## Short exercise
Check each line of the records below and collect those that include the word "Estoque".

---*---

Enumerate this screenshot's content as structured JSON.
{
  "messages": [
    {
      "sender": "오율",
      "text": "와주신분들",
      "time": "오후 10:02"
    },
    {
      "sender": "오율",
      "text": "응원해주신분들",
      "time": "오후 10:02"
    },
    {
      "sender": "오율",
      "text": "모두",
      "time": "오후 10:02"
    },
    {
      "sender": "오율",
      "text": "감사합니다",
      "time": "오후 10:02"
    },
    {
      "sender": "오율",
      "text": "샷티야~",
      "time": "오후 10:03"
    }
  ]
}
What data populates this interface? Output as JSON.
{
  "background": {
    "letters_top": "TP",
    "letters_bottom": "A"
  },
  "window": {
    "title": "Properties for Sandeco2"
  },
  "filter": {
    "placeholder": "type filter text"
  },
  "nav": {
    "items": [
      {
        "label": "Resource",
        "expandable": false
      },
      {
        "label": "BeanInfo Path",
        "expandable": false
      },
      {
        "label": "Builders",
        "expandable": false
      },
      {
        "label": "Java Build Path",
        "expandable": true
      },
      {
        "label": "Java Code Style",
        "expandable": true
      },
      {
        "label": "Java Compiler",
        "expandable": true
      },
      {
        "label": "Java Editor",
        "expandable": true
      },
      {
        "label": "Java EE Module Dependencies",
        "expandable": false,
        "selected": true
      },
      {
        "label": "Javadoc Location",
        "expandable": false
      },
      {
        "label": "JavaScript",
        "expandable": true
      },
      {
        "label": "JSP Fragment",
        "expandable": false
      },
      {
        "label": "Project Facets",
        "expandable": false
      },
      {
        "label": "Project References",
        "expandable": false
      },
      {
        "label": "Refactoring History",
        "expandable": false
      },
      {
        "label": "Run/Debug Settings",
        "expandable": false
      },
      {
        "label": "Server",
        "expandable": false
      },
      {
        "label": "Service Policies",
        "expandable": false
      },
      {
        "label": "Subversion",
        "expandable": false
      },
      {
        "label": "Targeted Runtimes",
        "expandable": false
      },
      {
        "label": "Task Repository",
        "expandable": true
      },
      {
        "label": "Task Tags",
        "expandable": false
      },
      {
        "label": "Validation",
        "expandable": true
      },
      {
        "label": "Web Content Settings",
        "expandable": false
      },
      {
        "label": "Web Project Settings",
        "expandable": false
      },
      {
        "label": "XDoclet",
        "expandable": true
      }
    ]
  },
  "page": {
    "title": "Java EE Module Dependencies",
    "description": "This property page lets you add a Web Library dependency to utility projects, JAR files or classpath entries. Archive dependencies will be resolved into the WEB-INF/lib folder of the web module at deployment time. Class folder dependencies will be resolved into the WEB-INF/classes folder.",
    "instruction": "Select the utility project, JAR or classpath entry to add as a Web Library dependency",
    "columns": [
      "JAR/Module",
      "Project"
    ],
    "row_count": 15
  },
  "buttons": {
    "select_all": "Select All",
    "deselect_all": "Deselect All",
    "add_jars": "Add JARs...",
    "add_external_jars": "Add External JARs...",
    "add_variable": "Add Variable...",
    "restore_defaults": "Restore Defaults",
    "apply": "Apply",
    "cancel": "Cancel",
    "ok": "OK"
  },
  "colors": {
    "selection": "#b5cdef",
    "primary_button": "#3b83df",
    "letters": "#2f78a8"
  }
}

---*---

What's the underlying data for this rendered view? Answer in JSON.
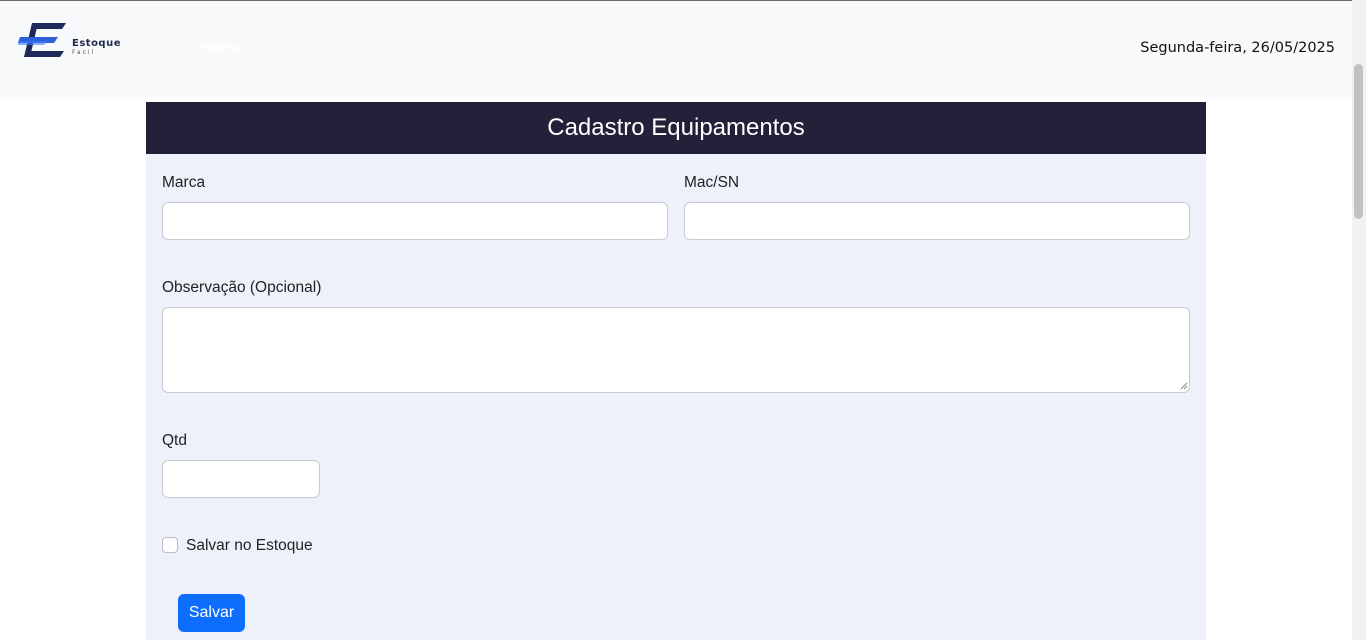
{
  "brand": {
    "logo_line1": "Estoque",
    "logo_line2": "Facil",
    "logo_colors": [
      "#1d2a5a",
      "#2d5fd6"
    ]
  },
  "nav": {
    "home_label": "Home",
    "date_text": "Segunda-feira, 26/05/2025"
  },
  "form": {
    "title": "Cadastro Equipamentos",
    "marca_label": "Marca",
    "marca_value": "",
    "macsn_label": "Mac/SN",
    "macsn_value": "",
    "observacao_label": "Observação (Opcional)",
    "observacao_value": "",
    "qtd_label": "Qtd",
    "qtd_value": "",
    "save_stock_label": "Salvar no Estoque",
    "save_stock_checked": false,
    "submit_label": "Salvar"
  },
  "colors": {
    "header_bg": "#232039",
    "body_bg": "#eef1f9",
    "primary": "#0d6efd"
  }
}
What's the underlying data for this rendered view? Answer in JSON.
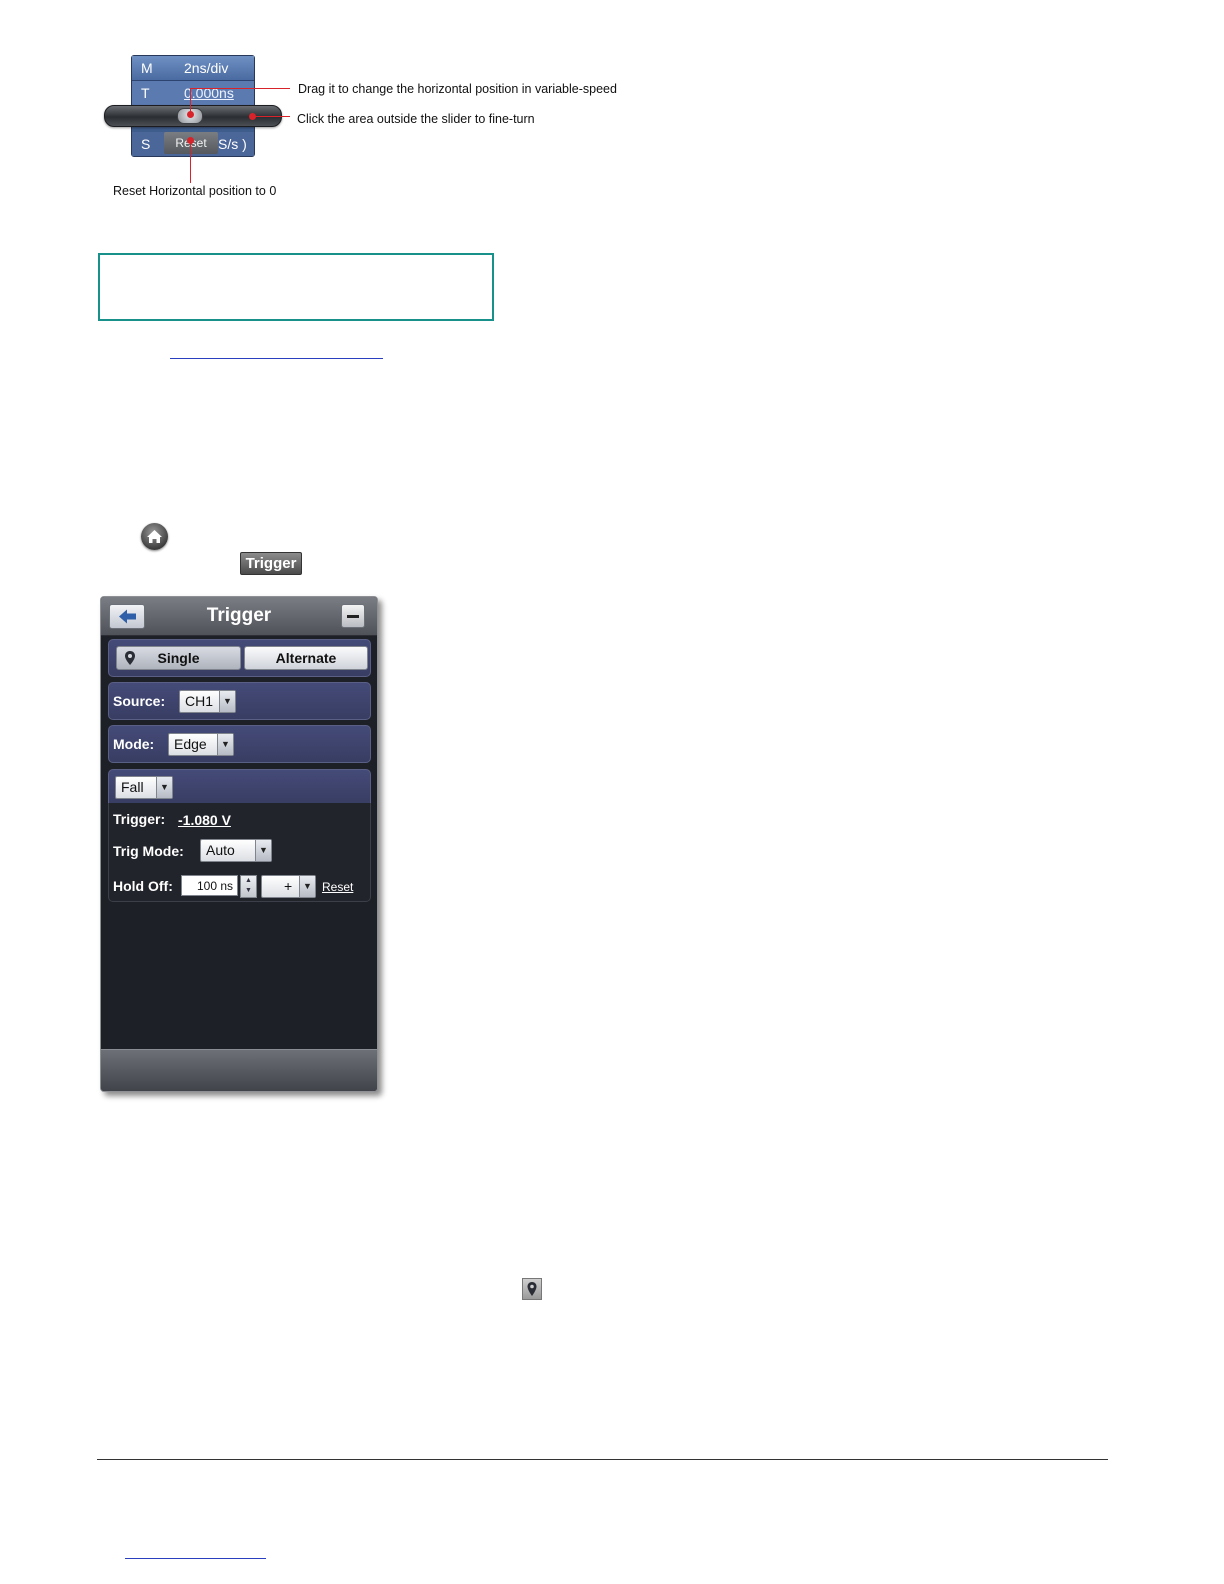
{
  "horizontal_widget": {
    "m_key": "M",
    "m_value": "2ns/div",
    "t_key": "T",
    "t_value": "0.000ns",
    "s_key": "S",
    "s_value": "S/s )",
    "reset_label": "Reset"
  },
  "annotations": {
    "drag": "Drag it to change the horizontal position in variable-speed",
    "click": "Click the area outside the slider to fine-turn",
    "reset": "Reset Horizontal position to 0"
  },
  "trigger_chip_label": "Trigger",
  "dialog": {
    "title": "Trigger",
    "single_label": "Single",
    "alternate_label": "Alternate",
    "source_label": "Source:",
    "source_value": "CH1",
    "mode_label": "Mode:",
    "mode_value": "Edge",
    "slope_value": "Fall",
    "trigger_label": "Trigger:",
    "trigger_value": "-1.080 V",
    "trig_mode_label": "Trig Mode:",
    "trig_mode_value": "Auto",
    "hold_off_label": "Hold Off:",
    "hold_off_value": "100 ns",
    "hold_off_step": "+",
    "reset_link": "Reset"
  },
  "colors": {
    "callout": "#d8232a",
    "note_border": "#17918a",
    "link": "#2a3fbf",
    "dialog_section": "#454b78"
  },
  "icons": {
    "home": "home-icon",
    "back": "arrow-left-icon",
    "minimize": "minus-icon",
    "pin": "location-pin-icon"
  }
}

---*---

## Exercise answer
    "logo_line1": "Estoque",
    "save_stock_label": "Salvar no Estoque",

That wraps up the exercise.